• **INSTRUCTION**
Copy out each line exactly as it appears.

BEGIN EXERCISE INPUT

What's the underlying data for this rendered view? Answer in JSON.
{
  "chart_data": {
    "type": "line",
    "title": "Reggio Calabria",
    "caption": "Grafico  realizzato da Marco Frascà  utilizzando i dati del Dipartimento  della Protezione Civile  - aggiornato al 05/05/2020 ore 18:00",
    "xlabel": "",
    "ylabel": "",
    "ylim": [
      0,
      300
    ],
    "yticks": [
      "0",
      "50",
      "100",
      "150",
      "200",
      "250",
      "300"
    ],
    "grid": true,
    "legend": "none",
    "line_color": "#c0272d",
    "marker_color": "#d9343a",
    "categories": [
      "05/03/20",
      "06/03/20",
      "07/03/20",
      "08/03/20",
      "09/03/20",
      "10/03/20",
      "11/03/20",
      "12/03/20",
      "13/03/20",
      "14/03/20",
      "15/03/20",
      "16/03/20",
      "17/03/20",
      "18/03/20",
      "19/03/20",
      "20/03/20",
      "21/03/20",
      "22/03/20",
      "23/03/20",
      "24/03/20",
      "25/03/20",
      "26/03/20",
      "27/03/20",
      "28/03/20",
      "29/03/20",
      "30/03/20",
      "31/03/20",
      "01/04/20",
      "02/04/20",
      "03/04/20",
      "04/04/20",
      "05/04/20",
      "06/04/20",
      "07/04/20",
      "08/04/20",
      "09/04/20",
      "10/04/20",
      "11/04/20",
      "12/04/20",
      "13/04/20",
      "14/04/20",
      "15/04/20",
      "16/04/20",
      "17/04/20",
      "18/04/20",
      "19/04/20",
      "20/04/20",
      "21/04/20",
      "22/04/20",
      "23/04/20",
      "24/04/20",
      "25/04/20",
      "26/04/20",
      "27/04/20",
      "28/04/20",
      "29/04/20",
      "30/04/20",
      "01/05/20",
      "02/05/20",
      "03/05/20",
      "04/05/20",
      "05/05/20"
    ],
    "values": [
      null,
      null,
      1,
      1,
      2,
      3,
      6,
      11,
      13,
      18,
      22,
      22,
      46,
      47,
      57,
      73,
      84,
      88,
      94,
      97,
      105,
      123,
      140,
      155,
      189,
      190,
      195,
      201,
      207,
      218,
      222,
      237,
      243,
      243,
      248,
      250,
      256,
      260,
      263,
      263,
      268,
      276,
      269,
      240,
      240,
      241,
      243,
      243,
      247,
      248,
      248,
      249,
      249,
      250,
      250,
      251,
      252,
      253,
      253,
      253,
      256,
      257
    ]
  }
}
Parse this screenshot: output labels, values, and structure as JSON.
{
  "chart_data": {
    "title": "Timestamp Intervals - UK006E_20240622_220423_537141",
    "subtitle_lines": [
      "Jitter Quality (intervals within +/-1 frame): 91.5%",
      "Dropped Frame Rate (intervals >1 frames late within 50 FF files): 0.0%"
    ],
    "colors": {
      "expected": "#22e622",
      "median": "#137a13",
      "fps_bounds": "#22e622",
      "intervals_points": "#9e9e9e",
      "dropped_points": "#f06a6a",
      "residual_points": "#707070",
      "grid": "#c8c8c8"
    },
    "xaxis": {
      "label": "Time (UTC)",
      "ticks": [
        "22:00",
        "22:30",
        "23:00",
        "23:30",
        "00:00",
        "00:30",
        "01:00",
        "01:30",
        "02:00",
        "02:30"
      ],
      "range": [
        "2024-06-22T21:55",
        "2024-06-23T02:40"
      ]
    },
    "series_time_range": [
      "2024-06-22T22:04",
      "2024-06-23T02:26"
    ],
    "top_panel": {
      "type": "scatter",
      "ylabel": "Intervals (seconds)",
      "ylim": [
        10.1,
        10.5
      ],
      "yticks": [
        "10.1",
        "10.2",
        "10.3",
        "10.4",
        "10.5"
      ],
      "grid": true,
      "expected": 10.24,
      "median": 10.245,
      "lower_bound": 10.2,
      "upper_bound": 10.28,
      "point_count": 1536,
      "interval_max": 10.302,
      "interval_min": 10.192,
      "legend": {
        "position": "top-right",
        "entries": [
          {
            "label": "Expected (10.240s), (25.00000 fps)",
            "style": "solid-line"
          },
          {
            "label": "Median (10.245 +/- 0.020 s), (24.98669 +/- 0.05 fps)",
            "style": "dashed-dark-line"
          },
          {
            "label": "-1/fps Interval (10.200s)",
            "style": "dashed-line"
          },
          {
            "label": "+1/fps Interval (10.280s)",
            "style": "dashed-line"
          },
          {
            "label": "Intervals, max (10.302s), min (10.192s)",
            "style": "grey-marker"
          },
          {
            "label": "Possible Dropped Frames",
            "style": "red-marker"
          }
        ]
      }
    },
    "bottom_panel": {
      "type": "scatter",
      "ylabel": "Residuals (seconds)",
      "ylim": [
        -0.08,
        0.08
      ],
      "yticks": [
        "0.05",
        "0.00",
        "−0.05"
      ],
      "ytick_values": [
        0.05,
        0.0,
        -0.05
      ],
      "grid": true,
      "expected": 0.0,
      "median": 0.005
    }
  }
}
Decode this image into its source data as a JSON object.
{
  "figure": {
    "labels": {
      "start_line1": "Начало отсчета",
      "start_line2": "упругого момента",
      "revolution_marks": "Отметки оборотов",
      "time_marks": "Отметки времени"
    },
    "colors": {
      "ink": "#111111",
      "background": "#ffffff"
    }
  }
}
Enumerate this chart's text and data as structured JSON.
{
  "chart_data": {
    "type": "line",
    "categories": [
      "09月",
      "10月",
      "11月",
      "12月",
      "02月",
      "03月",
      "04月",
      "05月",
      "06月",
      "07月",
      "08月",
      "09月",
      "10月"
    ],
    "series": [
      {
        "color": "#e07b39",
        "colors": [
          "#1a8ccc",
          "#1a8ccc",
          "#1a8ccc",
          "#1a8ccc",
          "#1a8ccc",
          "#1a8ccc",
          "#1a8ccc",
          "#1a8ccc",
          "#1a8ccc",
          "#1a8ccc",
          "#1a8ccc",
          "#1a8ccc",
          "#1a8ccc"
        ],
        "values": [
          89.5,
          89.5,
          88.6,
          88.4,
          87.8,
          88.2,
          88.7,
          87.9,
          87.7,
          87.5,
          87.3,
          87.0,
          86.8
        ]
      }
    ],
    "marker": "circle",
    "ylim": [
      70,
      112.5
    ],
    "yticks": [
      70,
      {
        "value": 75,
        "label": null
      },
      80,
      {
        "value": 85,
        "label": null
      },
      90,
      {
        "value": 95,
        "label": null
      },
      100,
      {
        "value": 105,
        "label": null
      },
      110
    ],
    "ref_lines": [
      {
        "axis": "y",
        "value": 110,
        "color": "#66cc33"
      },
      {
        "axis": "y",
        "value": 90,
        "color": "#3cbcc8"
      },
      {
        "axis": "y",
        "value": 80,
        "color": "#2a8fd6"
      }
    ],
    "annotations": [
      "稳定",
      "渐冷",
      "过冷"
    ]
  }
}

END EXERCISE INPUT

• **EXERCISE OUTPUT**
What's the underlying data for this rendered view? Answer in JSON.
{
  "chart_data": {
    "type": "line",
    "title": "Reggio Calabria",
    "caption": "Grafico  realizzato da Marco Frascà  utilizzando i dati del Dipartimento  della Protezione Civile  - aggiornato al 05/05/2020 ore 18:00",
    "xlabel": "",
    "ylabel": "",
    "ylim": [
      0,
      300
    ],
    "yticks": [
      "0",
      "50",
      "100",
      "150",
      "200",
      "250",
      "300"
    ],
    "grid": true,
    "legend": "none",
    "line_color": "#c0272d",
    "marker_color": "#d9343a",
    "categories": [
      "05/03/20",
      "06/03/20",
      "07/03/20",
      "08/03/20",
      "09/03/20",
      "10/03/20",
      "11/03/20",
      "12/03/20",
      "13/03/20",
      "14/03/20",
      "15/03/20",
      "16/03/20",
      "17/03/20",
      "18/03/20",
      "19/03/20",
      "20/03/20",
      "21/03/20",
      "22/03/20",
      "23/03/20",
      "24/03/20",
      "25/03/20",
      "26/03/20",
      "27/03/20",
      "28/03/20",
      "29/03/20",
      "30/03/20",
      "31/03/20",
      "01/04/20",
      "02/04/20",
      "03/04/20",
      "04/04/20",
      "05/04/20",
      "06/04/20",
      "07/04/20",
      "08/04/20",
      "09/04/20",
      "10/04/20",
      "11/04/20",
      "12/04/20",
      "13/04/20",
      "14/04/20",
      "15/04/20",
      "16/04/20",
      "17/04/20",
      "18/04/20",
      "19/04/20",
      "20/04/20",
      "21/04/20",
      "22/04/20",
      "23/04/20",
      "24/04/20",
      "25/04/20",
      "26/04/20",
      "27/04/20",
      "28/04/20",
      "29/04/20",
      "30/04/20",
      "01/05/20",
      "02/05/20",
      "03/05/20",
      "04/05/20",
      "05/05/20"
    ],
    "values": [
      null,
      null,
      1,
      1,
      2,
      3,
      6,
      11,
      13,
      18,
      22,
      22,
      46,
      47,
      57,
      73,
      84,
      88,
      94,
      97,
      105,
      123,
      140,
      155,
      189,
      190,
      195,
      201,
      207,
      218,
      222,
      237,
      243,
      243,
      248,
      250,
      256,
      260,
      263,
      263,
      268,
      276,
      269,
      240,
      240,
      241,
      243,
      243,
      247,
      248,
      248,
      249,
      249,
      250,
      250,
      251,
      252,
      253,
      253,
      253,
      256,
      257
    ]
  }
}
Parse this screenshot: output labels, values, and structure as JSON.
{
  "chart_data": {
    "title": "Timestamp Intervals - UK006E_20240622_220423_537141",
    "subtitle_lines": [
      "Jitter Quality (intervals within +/-1 frame): 91.5%",
      "Dropped Frame Rate (intervals >1 frames late within 50 FF files): 0.0%"
    ],
    "colors": {
      "expected": "#22e622",
      "median": "#137a13",
      "fps_bounds": "#22e622",
      "intervals_points": "#9e9e9e",
      "dropped_points": "#f06a6a",
      "residual_points": "#707070",
      "grid": "#c8c8c8"
    },
    "xaxis": {
      "label": "Time (UTC)",
      "ticks": [
        "22:00",
        "22:30",
        "23:00",
        "23:30",
        "00:00",
        "00:30",
        "01:00",
        "01:30",
        "02:00",
        "02:30"
      ],
      "range": [
        "2024-06-22T21:55",
        "2024-06-23T02:40"
      ]
    },
    "series_time_range": [
      "2024-06-22T22:04",
      "2024-06-23T02:26"
    ],
    "top_panel": {
      "type": "scatter",
      "ylabel": "Intervals (seconds)",
      "ylim": [
        10.1,
        10.5
      ],
      "yticks": [
        "10.1",
        "10.2",
        "10.3",
        "10.4",
        "10.5"
      ],
      "grid": true,
      "expected": 10.24,
      "median": 10.245,
      "lower_bound": 10.2,
      "upper_bound": 10.28,
      "point_count": 1536,
      "interval_max": 10.302,
      "interval_min": 10.192,
      "legend": {
        "position": "top-right",
        "entries": [
          {
            "label": "Expected (10.240s), (25.00000 fps)",
            "style": "solid-line"
          },
          {
            "label": "Median (10.245 +/- 0.020 s), (24.98669 +/- 0.05 fps)",
            "style": "dashed-dark-line"
          },
          {
            "label": "-1/fps Interval (10.200s)",
            "style": "dashed-line"
          },
          {
            "label": "+1/fps Interval (10.280s)",
            "style": "dashed-line"
          },
          {
            "label": "Intervals, max (10.302s), min (10.192s)",
            "style": "grey-marker"
          },
          {
            "label": "Possible Dropped Frames",
            "style": "red-marker"
          }
        ]
      }
    },
    "bottom_panel": {
      "type": "scatter",
      "ylabel": "Residuals (seconds)",
      "ylim": [
        -0.08,
        0.08
      ],
      "yticks": [
        "0.05",
        "0.00",
        "−0.05"
      ],
      "ytick_values": [
        0.05,
        0.0,
        -0.05
      ],
      "grid": true,
      "expected": 0.0,
      "median": 0.005
    }
  }
}
Decode this image into its source data as a JSON object.
{
  "figure": {
    "labels": {
      "start_line1": "Начало отсчета",
      "start_line2": "упругого момента",
      "revolution_marks": "Отметки оборотов",
      "time_marks": "Отметки времени"
    },
    "colors": {
      "ink": "#111111",
      "background": "#ffffff"
    }
  }
}
Enumerate this chart's text and data as structured JSON.
{
  "chart_data": {
    "type": "line",
    "categories": [
      "09月",
      "10月",
      "11月",
      "12月",
      "02月",
      "03月",
      "04月",
      "05月",
      "06月",
      "07月",
      "08月",
      "09月",
      "10月"
    ],
    "series": [
      {
        "color": "#e07b39",
        "colors": [
          "#1a8ccc",
          "#1a8ccc",
          "#1a8ccc",
          "#1a8ccc",
          "#1a8ccc",
          "#1a8ccc",
          "#1a8ccc",
          "#1a8ccc",
          "#1a8ccc",
          "#1a8ccc",
          "#1a8ccc",
          "#1a8ccc",
          "#1a8ccc"
        ],
        "values": [
          89.5,
          89.5,
          88.6,
          88.4,
          87.8,
          88.2,
          88.7,
          87.9,
          87.7,
          87.5,
          87.3,
          87.0,
          86.8
        ]
      }
    ],
    "marker": "circle",
    "ylim": [
      70,
      112.5
    ],
    "yticks": [
      70,
      {
        "value": 75,
        "label": null
      },
      80,
      {
        "value": 85,
        "label": null
      },
      90,
      {
        "value": 95,
        "label": null
      },
      100,
      {
        "value": 105,
        "label": null
      },
      110
    ],
    "ref_lines": [
      {
        "axis": "y",
        "value": 110,
        "color": "#66cc33"
      },
      {
        "axis": "y",
        "value": 90,
        "color": "#3cbcc8"
      },
      {
        "axis": "y",
        "value": 80,
        "color": "#2a8fd6"
      }
    ],
    "annotations": [
      "稳定",
      "渐冷",
      "过冷"
    ]
  }
}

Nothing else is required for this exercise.